Exercise details
Work through the data below and give the number of lines holding "name", nothing more.

Data for the task
■ ■ ■ ■ ■ ■ ■
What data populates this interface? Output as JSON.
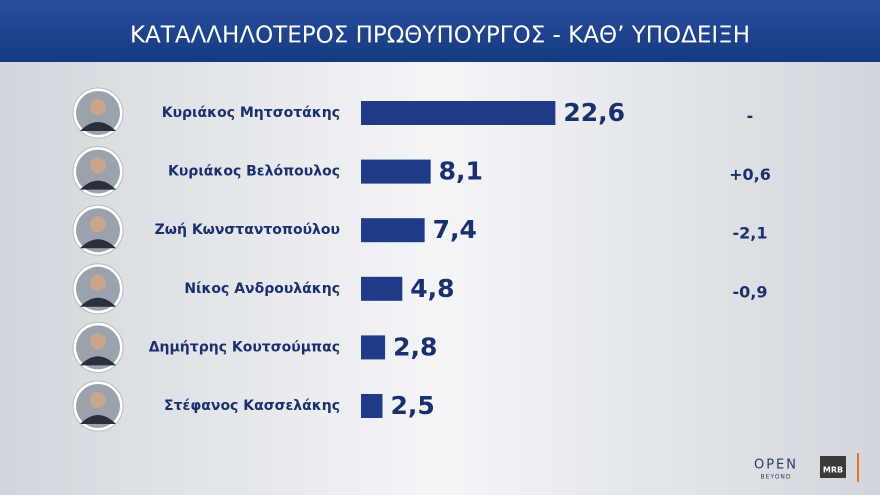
{
  "chart_data": {
    "type": "bar",
    "orientation": "horizontal",
    "title": "ΚΑΤΑΛΛΗΛΟΤΕΡΟΣ  ΠΡΩΘΥΠΟΥΡΓΟΣ - ΚΑΘ’ ΥΠΟΔΕΙΞΗ",
    "categories": [
      "Κυριάκος Μητσοτάκης",
      "Κυριάκος Βελόπουλος",
      "Ζωή Κωνσταντοπούλου",
      "Νίκος Ανδρουλάκης",
      "Δημήτρης Κουτσούμπας",
      "Στέφανος Κασσελάκης"
    ],
    "values": [
      22.6,
      8.1,
      7.4,
      4.8,
      2.8,
      2.5
    ],
    "value_labels": [
      "22,6",
      "8,1",
      "7,4",
      "4,8",
      "2,8",
      "2,5"
    ],
    "change_labels": [
      "-",
      "+0,6",
      "-2,1",
      "-0,9",
      null,
      null
    ],
    "color": "#1f3a87"
  },
  "branding": {
    "channel": "OPEN",
    "tagline": "BEYOND",
    "pollster": "MRB"
  }
}
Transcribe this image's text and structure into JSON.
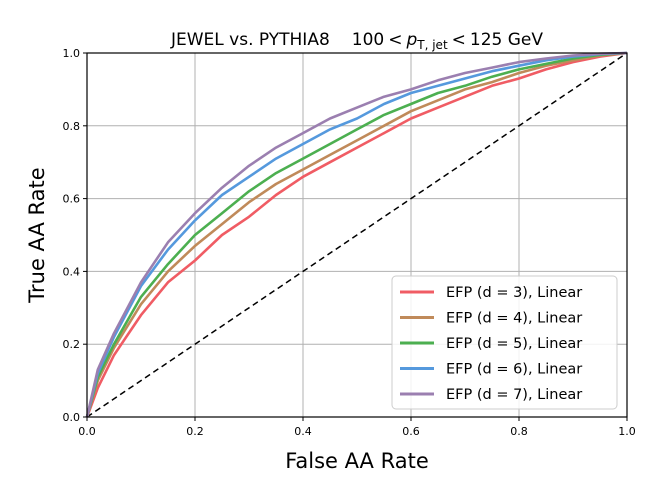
{
  "chart_data": {
    "type": "line",
    "title": {
      "left": "JEWEL vs. PYTHIA8",
      "range_low": "100",
      "lt": "<",
      "var_main": "p",
      "var_sub": "T, jet",
      "range_high": "125 GeV"
    },
    "xlabel": "False AA Rate",
    "ylabel": "True AA Rate",
    "xlim": [
      0.0,
      1.0
    ],
    "ylim": [
      0.0,
      1.0
    ],
    "xticks": [
      "0.0",
      "0.2",
      "0.4",
      "0.6",
      "0.8",
      "1.0"
    ],
    "yticks": [
      "0.0",
      "0.2",
      "0.4",
      "0.6",
      "0.8",
      "1.0"
    ],
    "grid": true,
    "legend_position": "lower-right",
    "diagonal": {
      "x": [
        0,
        1
      ],
      "y": [
        0,
        1
      ],
      "style": "dashed",
      "color": "#000000"
    },
    "series": [
      {
        "name": "EFP (d = 3), Linear",
        "color": "#f05c64",
        "x": [
          0,
          0.02,
          0.05,
          0.1,
          0.15,
          0.2,
          0.25,
          0.3,
          0.35,
          0.4,
          0.45,
          0.5,
          0.55,
          0.6,
          0.65,
          0.7,
          0.75,
          0.8,
          0.85,
          0.9,
          0.95,
          1.0
        ],
        "y": [
          0,
          0.08,
          0.17,
          0.28,
          0.37,
          0.43,
          0.5,
          0.55,
          0.61,
          0.66,
          0.7,
          0.74,
          0.78,
          0.82,
          0.85,
          0.88,
          0.91,
          0.93,
          0.955,
          0.975,
          0.99,
          1.0
        ]
      },
      {
        "name": "EFP (d = 4), Linear",
        "color": "#c08a5a",
        "x": [
          0,
          0.02,
          0.05,
          0.1,
          0.15,
          0.2,
          0.25,
          0.3,
          0.35,
          0.4,
          0.45,
          0.5,
          0.55,
          0.6,
          0.65,
          0.7,
          0.75,
          0.8,
          0.85,
          0.9,
          0.95,
          1.0
        ],
        "y": [
          0,
          0.1,
          0.19,
          0.31,
          0.4,
          0.47,
          0.53,
          0.59,
          0.64,
          0.68,
          0.72,
          0.76,
          0.8,
          0.84,
          0.87,
          0.9,
          0.92,
          0.945,
          0.965,
          0.98,
          0.993,
          1.0
        ]
      },
      {
        "name": "EFP (d = 5), Linear",
        "color": "#4caf50",
        "x": [
          0,
          0.02,
          0.05,
          0.1,
          0.15,
          0.2,
          0.25,
          0.3,
          0.35,
          0.4,
          0.45,
          0.5,
          0.55,
          0.6,
          0.65,
          0.7,
          0.75,
          0.8,
          0.85,
          0.9,
          0.95,
          1.0
        ],
        "y": [
          0,
          0.11,
          0.2,
          0.33,
          0.42,
          0.5,
          0.56,
          0.62,
          0.67,
          0.71,
          0.75,
          0.79,
          0.83,
          0.86,
          0.89,
          0.91,
          0.935,
          0.955,
          0.97,
          0.985,
          0.995,
          1.0
        ]
      },
      {
        "name": "EFP (d = 6), Linear",
        "color": "#5599dd",
        "x": [
          0,
          0.02,
          0.05,
          0.1,
          0.15,
          0.2,
          0.25,
          0.3,
          0.35,
          0.4,
          0.45,
          0.5,
          0.55,
          0.6,
          0.65,
          0.7,
          0.75,
          0.8,
          0.85,
          0.9,
          0.95,
          1.0
        ],
        "y": [
          0,
          0.12,
          0.22,
          0.36,
          0.46,
          0.54,
          0.61,
          0.66,
          0.71,
          0.75,
          0.79,
          0.82,
          0.86,
          0.89,
          0.91,
          0.93,
          0.95,
          0.965,
          0.98,
          0.99,
          0.997,
          1.0
        ]
      },
      {
        "name": "EFP (d = 7), Linear",
        "color": "#9b7fb0",
        "x": [
          0,
          0.02,
          0.05,
          0.1,
          0.15,
          0.2,
          0.25,
          0.3,
          0.35,
          0.4,
          0.45,
          0.5,
          0.55,
          0.6,
          0.65,
          0.7,
          0.75,
          0.8,
          0.85,
          0.9,
          0.95,
          1.0
        ],
        "y": [
          0,
          0.13,
          0.23,
          0.37,
          0.48,
          0.56,
          0.63,
          0.69,
          0.74,
          0.78,
          0.82,
          0.85,
          0.88,
          0.9,
          0.925,
          0.945,
          0.96,
          0.975,
          0.985,
          0.993,
          0.998,
          1.0
        ]
      }
    ]
  }
}
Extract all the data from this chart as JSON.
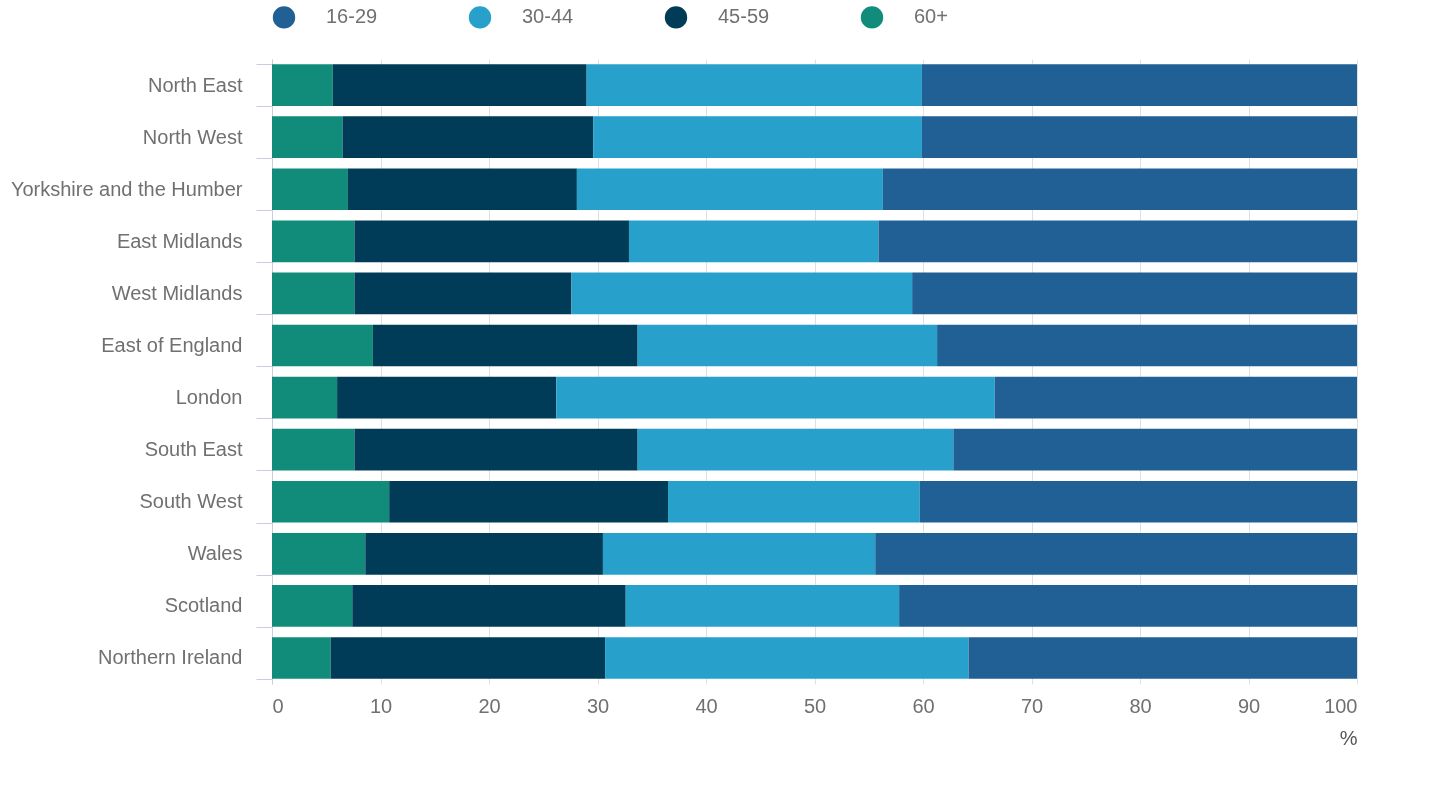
{
  "chart_data": {
    "type": "bar",
    "orientation": "horizontal",
    "stacked": true,
    "xlabel": "%",
    "categories": [
      "North East",
      "North West",
      "Yorkshire and the Humber",
      "East Midlands",
      "West Midlands",
      "East of England",
      "London",
      "South East",
      "South West",
      "Wales",
      "Scotland",
      "Northern Ireland"
    ],
    "series": [
      {
        "name": "60+",
        "color": "#118c7b",
        "values": [
          5.6,
          6.5,
          7.0,
          7.6,
          7.6,
          9.3,
          6.0,
          7.6,
          10.8,
          8.6,
          7.4,
          5.4
        ]
      },
      {
        "name": "45-59",
        "color": "#003c57",
        "values": [
          23.4,
          23.1,
          21.1,
          25.3,
          20.0,
          24.4,
          20.2,
          26.1,
          25.7,
          21.9,
          25.2,
          25.3
        ]
      },
      {
        "name": "30-44",
        "color": "#27a0cc",
        "values": [
          30.9,
          30.3,
          28.2,
          23.0,
          31.4,
          27.6,
          40.4,
          29.1,
          23.2,
          25.1,
          25.2,
          33.5
        ]
      },
      {
        "name": "16-29",
        "color": "#206095",
        "values": [
          40.1,
          40.1,
          43.7,
          44.1,
          41.0,
          38.7,
          33.4,
          37.2,
          40.3,
          44.4,
          42.2,
          35.8
        ]
      }
    ],
    "xlim": [
      0,
      100
    ],
    "xticks": [
      0,
      10,
      20,
      30,
      40,
      50,
      60,
      70,
      80,
      90,
      100
    ],
    "grid": "x",
    "legend": "top"
  }
}
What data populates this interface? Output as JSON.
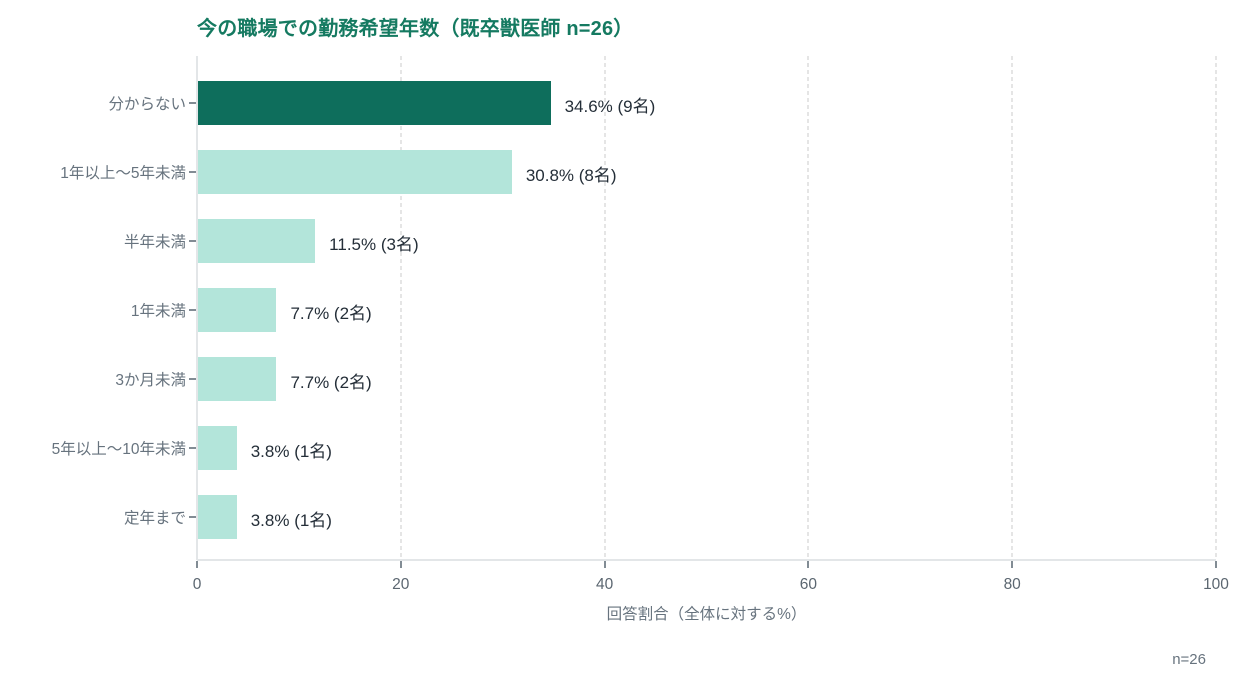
{
  "chart_data": {
    "type": "bar",
    "orientation": "horizontal",
    "title": "今の職場での勤務希望年数（既卒獣医師 n=26）",
    "categories": [
      "分からない",
      "1年以上〜5年未満",
      "半年未満",
      "1年未満",
      "3か月未満",
      "5年以上〜10年未満",
      "定年まで"
    ],
    "values": [
      34.6,
      30.8,
      11.5,
      7.7,
      7.7,
      3.8,
      3.8
    ],
    "counts": [
      9,
      8,
      3,
      2,
      2,
      1,
      1
    ],
    "bar_labels": [
      "34.6% (9名)",
      "30.8% (8名)",
      "11.5% (3名)",
      "7.7% (2名)",
      "7.7% (2名)",
      "3.8% (1名)",
      "3.8% (1名)"
    ],
    "xlabel": "回答割合（全体に対する%）",
    "xlim": [
      0,
      100
    ],
    "xticks": [
      0,
      20,
      40,
      60,
      80,
      100
    ],
    "grid": "vertical-dashed",
    "legend": "none",
    "highlight_index": 0,
    "colors": {
      "bar_default": "#b3e5da",
      "bar_highlight": "#0e6e5c",
      "title": "#157a61",
      "category_label": "#67737e",
      "tick_label": "#5b6670",
      "value_label": "#242e38",
      "gridline": "#e5e5e5",
      "axis_line": "#e3e6e8",
      "tick_mark": "#828c94"
    }
  },
  "footnote": "n=26"
}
■ ■ ■ ■ ■ ■ ■
Written response
9